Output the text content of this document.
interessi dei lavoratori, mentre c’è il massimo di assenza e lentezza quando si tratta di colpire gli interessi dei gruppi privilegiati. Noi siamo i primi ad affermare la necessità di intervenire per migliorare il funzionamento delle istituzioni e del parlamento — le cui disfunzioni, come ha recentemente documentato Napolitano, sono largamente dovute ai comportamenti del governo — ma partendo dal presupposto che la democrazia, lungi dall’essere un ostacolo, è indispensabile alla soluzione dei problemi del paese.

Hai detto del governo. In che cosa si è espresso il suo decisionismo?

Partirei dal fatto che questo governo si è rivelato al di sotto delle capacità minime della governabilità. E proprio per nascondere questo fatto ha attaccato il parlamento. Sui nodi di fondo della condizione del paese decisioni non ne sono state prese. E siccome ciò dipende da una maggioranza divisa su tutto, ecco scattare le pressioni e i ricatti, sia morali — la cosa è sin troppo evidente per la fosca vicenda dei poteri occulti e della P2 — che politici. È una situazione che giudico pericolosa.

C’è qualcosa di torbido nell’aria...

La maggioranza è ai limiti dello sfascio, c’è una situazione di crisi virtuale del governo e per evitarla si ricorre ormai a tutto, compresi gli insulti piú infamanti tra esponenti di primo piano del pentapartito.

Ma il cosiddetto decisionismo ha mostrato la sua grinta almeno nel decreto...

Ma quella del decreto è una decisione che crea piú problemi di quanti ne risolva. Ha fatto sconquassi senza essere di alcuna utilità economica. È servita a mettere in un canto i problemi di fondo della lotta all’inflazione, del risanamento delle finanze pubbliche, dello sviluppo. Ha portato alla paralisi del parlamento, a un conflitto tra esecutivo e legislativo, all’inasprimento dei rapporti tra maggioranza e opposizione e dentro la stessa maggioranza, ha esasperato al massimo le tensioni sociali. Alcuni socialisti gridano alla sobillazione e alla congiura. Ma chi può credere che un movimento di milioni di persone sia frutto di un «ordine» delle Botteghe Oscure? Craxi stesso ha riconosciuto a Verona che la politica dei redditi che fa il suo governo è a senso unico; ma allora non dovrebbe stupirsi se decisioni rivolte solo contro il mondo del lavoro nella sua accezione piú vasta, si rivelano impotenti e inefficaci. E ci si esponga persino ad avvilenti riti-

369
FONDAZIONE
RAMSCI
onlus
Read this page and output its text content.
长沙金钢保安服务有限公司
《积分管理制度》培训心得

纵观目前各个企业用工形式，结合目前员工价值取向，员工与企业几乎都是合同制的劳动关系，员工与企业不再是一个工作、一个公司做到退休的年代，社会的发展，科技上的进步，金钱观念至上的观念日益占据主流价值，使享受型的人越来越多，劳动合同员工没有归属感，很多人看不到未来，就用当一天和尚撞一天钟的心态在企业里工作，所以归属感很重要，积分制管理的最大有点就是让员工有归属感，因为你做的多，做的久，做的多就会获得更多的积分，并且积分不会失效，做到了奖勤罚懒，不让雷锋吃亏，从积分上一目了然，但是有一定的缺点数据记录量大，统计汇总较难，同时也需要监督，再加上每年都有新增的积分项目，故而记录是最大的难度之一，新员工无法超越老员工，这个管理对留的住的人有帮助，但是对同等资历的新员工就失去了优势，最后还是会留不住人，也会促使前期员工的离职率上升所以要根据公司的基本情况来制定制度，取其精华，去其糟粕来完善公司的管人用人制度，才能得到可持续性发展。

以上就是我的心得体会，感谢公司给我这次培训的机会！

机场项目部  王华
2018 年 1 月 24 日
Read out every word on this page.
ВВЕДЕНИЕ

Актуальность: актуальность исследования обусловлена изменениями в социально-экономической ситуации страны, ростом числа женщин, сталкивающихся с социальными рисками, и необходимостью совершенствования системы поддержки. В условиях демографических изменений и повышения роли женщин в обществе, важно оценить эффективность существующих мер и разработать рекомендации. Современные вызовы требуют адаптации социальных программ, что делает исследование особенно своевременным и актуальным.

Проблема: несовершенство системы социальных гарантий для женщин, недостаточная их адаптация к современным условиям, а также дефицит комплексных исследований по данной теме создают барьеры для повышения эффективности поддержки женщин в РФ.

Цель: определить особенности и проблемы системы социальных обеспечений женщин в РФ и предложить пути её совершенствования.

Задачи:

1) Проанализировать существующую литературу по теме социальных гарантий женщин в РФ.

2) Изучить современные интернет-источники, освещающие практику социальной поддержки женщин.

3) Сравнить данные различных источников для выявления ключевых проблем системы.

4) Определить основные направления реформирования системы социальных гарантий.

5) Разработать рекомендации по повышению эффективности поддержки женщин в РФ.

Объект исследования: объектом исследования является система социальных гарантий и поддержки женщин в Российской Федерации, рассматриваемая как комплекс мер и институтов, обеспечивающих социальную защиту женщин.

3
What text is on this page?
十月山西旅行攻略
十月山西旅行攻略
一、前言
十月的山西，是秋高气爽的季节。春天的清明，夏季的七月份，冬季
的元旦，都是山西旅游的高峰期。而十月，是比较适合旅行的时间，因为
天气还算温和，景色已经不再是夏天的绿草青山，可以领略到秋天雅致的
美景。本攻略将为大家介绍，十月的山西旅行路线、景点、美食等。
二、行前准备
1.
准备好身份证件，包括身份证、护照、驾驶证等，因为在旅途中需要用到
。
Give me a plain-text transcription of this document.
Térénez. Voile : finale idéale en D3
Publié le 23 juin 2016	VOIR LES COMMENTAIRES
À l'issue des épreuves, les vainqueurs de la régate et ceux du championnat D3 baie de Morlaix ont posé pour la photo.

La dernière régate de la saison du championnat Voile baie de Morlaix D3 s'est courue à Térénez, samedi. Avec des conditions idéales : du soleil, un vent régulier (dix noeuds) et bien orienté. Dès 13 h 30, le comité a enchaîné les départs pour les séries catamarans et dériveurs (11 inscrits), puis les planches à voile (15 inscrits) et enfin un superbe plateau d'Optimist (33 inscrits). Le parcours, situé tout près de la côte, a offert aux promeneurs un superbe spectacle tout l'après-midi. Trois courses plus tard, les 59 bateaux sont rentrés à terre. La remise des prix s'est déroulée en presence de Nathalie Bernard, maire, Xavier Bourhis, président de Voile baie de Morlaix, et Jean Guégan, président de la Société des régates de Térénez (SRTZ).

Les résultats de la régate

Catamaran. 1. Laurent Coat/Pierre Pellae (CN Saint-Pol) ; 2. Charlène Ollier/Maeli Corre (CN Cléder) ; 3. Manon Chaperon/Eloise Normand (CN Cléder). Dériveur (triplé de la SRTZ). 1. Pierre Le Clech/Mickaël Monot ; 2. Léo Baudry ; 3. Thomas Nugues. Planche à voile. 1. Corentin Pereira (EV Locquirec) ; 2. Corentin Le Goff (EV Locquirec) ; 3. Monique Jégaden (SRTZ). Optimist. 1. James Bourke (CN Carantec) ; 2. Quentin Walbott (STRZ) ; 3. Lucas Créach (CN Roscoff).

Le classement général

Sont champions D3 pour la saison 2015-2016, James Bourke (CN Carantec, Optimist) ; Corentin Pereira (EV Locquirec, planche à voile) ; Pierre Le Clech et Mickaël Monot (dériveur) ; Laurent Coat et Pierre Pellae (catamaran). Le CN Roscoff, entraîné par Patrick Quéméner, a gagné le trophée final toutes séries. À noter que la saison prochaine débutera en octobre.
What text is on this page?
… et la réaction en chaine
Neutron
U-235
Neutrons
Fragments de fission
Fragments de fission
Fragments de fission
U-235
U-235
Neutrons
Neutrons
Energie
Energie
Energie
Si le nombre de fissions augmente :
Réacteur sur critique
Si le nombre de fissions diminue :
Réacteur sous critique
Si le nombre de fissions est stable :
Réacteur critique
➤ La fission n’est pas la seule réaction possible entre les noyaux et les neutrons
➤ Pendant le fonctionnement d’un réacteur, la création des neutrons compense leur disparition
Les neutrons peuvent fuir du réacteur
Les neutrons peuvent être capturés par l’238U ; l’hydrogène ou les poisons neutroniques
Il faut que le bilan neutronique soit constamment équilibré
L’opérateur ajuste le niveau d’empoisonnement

============

In the listing, find all lines with the string "this" and copy them.

Output the text content of this document.
Read this page and output its text content.
Read out every word on this page.
What text is on this page?
Give me a plain-text transcription of this document.
What text is on this page?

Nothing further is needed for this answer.